• EXERCISE REQUIREMENTS:
Find the string "Mərkəzi" in the data, then copy every line where it is found.

• THE INPUT:
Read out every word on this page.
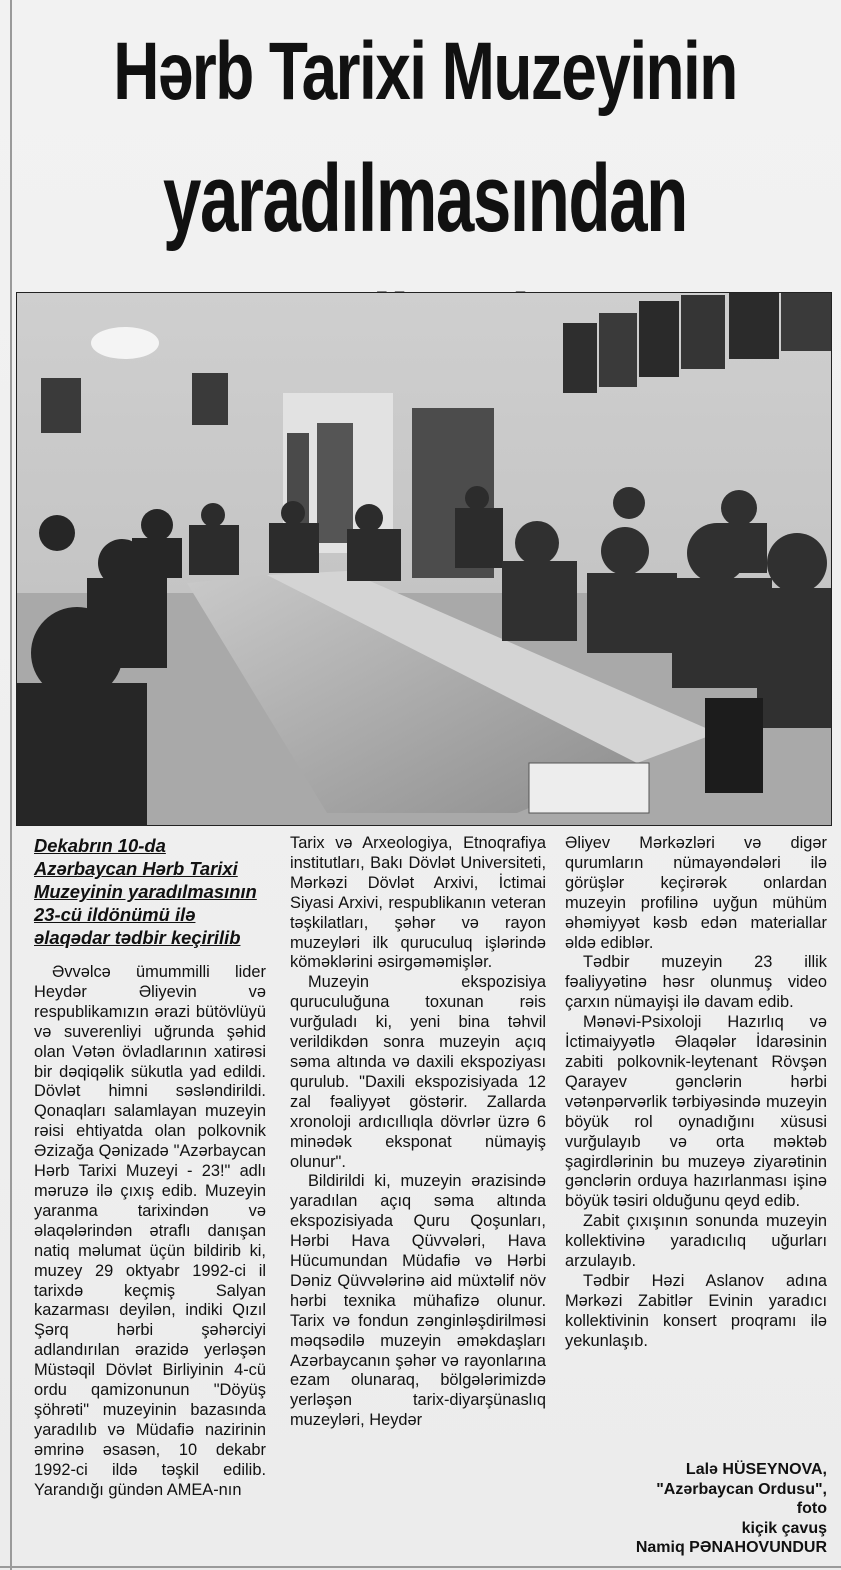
Hərb Tarixi Muzeyinin
yaradılmasından
Dekabrın 10-da Azərbaycan Hərb Tarixi Muzeyinin yaradılmasının 23-cü ildönümü ilə əlaqədar tədbir keçirilib

Əvvəlcə ümummilli lider Heydər Əliyevin və respublikamızın ərazi bütövlüyü və suverenliyi uğrunda şəhid olan Vətən övladlarının xatirəsi bir dəqiqəlik sükutla yad edildi. Dövlət himni səsləndirildi. Qonaqları salamlayan muzeyin rəisi ehtiyatda olan polkovnik Əzizağa Qənizadə "Azərbaycan Hərb Tarixi Muzeyi - 23!" adlı məruzə ilə çıxış edib. Muzeyin yaranma tarixindən və əlaqələrindən ətraflı danışan natiq məlumat üçün bildirib ki, muzey 29 oktyabr 1992-ci il tarixdə keçmiş Salyan kazarması deyilən, indiki Qızıl Şərq hərbi şəhərciyi adlandırılan ərazidə yerləşən Müstəqil Dövlət Birliyinin 4-cü ordu qamizonunun "Döyüş şöhrəti" muzeyinin bazasında yaradılıb və Müdafiə nazirinin əmrinə əsasən, 10 dekabr 1992-ci ildə təşkil edilib. Yarandığı gündən AMEA-nın

Tarix və Arxeologiya, Etnoqrafiya institutları, Bakı Dövlət Universiteti, Mərkəzi Dövlət Arxivi, İctimai Siyasi Arxivi, respublikanın veteran təşkilatları, şəhər və rayon muzeyləri ilk quruculuq işlərində köməklərini əsirgəməmişlər.

Muzeyin ekspozisiya quruculuğuna toxunan rəis vurğuladı ki, yeni bina təhvil verildikdən sonra muzeyin açıq səma altında və daxili ekspoziyası qurulub. "Daxili ekspozisiyada 12 zal fəaliyyət göstərir. Zallarda xronoloji ardıcıllıqla dövrlər üzrə 6 minədək eksponat nümayiş olunur".

Bildirildi ki, muzeyin ərazisində yaradılan açıq səma altında ekspozisiyada Quru Qoşunları, Hərbi Hava Qüvvələri, Hava Hücumundan Müdafiə və Hərbi Dəniz Qüvvələrinə aid müxtəlif növ hərbi texnika mühafizə olunur. Tarix və fondun zənginləşdirilməsi məqsədilə muzeyin əməkdaşları Azərbaycanın şəhər və rayonlarına ezam olunaraq, bölgələrimizdə yerləşən tarix-diyarşünaslıq muzeyləri, Heydər

Əliyev Mərkəzləri və digər qurumların nümayəndələri ilə görüşlər keçirərək onlardan muzeyin profilinə uyğun mühüm əhəmiyyət kəsb edən materiallar əldə ediblər.

Tədbir muzeyin 23 illik fəaliyyətinə həsr olunmuş video çarxın nümayişi ilə davam edib.

Mənəvi-Psixoloji Hazırlıq və İctimaiyyətlə Əlaqələr İdarəsinin zabiti polkovnik-leytenant Rövşən Qarayev gənclərin hərbi vətənpərvərlik tərbiyəsində muzeyin böyük rol oynadığını xüsusi vurğulayıb və orta məktəb şagirdlərinin bu muzeyə ziyarətinin gənclərin orduya hazırlanması işinə böyük təsiri olduğunu qeyd edib.

Zabit çıxışının sonunda muzeyin kollektivinə yaradıcılıq uğurları arzulayıb.

Tədbir Həzi Aslanov adına Mərkəzi Zabitlər Evinin yaradıcı kollektivinin konsert proqramı ilə yekunlaşıb.

Lalə HÜSEYNOVA,
"Azərbaycan Ordusu",
foto
kiçik çavuş
Namiq PƏNAHOVUNDUR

• TASK ANSWER:
Tarix və Arxeologiya, Etnoqrafiya institutları, Bakı Dövlət Universiteti, Mərkəzi Dövlət Arxivi, İctimai Siyasi Arxivi, respublikanın veteran təşkilatları, şəhər və rayon muzeyləri ilk quruculuq işlərində köməklərini əsirgəməmişlər.
Tədbir Həzi Aslanov adına Mərkəzi Zabitlər Evinin yaradıcı kollektivinin konsert proqramı ilə yekunlaşıb.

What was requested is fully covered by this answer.